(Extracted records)
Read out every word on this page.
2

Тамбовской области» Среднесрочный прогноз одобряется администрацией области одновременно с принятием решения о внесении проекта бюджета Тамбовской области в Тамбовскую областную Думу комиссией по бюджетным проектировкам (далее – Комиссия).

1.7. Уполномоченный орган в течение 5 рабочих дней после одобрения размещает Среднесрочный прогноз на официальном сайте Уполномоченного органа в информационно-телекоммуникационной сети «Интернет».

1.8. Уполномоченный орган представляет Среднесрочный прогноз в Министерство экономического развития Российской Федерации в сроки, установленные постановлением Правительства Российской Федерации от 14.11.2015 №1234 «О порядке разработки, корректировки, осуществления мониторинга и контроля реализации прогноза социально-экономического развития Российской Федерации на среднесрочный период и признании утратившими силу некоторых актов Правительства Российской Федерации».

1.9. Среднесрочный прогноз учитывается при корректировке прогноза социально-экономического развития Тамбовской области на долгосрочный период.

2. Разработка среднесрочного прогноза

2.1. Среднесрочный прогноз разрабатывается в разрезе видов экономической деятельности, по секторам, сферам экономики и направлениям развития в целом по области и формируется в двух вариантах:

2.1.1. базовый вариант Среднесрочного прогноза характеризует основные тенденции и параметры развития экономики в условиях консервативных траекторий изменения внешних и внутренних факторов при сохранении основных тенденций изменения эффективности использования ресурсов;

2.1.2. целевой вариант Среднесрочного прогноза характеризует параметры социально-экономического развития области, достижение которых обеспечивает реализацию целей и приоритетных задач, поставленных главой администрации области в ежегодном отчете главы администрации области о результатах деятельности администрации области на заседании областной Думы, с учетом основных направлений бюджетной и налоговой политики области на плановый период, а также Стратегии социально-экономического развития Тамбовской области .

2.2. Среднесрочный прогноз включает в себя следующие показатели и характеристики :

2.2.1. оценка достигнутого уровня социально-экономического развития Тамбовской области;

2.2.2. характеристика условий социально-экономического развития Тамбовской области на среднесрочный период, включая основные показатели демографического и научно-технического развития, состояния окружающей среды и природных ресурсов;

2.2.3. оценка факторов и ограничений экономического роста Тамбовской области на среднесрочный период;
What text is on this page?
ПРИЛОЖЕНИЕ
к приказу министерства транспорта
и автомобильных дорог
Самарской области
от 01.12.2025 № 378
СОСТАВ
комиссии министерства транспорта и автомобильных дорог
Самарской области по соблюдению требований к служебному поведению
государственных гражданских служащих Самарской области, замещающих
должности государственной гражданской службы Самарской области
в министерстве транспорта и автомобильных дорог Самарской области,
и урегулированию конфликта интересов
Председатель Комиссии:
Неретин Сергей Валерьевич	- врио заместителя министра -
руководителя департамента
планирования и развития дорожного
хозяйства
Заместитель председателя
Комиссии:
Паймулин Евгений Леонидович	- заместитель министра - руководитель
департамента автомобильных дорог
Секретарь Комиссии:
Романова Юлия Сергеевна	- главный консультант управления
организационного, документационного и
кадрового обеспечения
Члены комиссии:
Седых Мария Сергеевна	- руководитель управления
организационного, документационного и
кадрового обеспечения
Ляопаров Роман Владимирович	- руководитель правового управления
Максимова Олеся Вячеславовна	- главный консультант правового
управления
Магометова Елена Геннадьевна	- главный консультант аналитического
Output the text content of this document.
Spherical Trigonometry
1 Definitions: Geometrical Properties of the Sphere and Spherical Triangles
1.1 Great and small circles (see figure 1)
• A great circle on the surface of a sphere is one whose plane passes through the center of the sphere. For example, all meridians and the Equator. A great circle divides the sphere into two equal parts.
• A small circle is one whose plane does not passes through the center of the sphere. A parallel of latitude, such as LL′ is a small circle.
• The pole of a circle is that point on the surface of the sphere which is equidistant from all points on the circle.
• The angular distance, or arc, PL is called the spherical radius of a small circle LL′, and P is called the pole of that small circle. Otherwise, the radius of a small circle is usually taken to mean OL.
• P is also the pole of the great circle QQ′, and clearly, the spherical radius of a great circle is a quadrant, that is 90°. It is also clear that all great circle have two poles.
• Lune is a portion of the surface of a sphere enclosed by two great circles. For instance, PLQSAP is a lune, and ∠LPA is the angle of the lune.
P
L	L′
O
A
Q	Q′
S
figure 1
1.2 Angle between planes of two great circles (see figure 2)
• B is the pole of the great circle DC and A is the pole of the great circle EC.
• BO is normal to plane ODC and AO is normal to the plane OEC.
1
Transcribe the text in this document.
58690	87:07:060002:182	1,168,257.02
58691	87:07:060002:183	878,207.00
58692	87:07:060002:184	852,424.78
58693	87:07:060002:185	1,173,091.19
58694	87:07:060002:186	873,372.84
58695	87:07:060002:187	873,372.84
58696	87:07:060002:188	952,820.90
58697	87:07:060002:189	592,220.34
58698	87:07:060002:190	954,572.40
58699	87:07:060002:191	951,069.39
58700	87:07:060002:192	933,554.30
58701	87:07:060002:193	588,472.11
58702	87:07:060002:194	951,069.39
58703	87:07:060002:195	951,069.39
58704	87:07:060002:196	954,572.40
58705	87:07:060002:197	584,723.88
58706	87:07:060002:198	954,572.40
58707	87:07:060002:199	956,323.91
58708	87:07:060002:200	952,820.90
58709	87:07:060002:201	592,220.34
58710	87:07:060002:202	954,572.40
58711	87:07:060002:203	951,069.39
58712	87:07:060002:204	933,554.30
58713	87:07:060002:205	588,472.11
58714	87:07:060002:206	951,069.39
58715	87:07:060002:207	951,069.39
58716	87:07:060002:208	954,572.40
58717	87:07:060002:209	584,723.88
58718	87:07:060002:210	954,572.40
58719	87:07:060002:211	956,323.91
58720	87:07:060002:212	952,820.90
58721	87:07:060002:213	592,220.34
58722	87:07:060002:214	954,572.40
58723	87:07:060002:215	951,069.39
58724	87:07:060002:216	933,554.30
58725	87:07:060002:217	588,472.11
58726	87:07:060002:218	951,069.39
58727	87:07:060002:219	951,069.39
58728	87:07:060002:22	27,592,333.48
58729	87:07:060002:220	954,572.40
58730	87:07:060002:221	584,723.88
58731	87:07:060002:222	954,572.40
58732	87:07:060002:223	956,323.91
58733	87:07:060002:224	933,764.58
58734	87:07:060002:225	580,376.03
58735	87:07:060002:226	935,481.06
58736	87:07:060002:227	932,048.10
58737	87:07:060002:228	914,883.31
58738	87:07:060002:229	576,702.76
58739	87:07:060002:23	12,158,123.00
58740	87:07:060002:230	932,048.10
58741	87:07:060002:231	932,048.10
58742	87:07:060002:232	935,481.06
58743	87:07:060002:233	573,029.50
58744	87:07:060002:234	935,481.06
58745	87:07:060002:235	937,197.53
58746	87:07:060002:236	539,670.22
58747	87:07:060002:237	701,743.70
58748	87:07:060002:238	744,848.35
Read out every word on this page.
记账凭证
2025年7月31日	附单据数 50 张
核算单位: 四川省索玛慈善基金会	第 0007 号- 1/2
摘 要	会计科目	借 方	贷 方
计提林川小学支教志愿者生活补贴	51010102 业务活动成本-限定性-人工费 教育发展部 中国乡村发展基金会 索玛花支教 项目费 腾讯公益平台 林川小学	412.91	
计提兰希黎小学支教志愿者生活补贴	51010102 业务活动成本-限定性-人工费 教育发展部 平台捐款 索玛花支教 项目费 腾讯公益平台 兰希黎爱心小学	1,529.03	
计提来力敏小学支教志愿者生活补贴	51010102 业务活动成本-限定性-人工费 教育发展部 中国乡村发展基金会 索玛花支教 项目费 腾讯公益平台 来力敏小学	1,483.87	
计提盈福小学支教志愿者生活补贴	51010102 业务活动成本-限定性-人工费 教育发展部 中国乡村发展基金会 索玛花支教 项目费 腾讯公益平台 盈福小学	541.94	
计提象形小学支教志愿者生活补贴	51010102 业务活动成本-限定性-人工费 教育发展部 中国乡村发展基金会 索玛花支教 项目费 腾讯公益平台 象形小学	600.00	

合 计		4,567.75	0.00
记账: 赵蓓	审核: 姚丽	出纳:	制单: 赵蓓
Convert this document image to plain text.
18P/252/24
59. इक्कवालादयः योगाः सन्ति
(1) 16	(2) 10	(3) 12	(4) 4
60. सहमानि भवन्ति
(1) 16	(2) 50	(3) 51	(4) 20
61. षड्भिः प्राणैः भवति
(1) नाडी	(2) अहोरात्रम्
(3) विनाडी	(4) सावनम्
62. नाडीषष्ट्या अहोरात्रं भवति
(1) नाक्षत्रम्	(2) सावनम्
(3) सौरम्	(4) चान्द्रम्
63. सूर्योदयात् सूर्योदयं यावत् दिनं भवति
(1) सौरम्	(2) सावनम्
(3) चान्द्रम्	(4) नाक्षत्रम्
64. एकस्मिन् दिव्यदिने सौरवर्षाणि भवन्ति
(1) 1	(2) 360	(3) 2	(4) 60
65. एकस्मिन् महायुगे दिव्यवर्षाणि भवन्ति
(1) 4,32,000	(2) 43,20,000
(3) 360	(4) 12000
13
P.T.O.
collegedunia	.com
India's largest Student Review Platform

EXERCISE: Take the line in which "Convert this document image to plain text." occurs and each subsequent line through the end; give these lines again without alteration.

FULL SOLUTION:
Convert this document image to plain text.
18P/252/24
59. इक्कवालादयः योगाः सन्ति
(1) 16	(2) 10	(3) 12	(4) 4
60. सहमानि भवन्ति
(1) 16	(2) 50	(3) 51	(4) 20
61. षड्भिः प्राणैः भवति
(1) नाडी	(2) अहोरात्रम्
(3) विनाडी	(4) सावनम्
62. नाडीषष्ट्या अहोरात्रं भवति
(1) नाक्षत्रम्	(2) सावनम्
(3) सौरम्	(4) चान्द्रम्
63. सूर्योदयात् सूर्योदयं यावत् दिनं भवति
(1) सौरम्	(2) सावनम्
(3) चान्द्रम्	(4) नाक्षत्रम्
64. एकस्मिन् दिव्यदिने सौरवर्षाणि भवन्ति
(1) 1	(2) 360	(3) 2	(4) 60
65. एकस्मिन् महायुगे दिव्यवर्षाणि भवन्ति
(1) 4,32,000	(2) 43,20,000
(3) 360	(4) 12000
13
P.T.O.
collegedunia	.com
India's largest Student Review Platform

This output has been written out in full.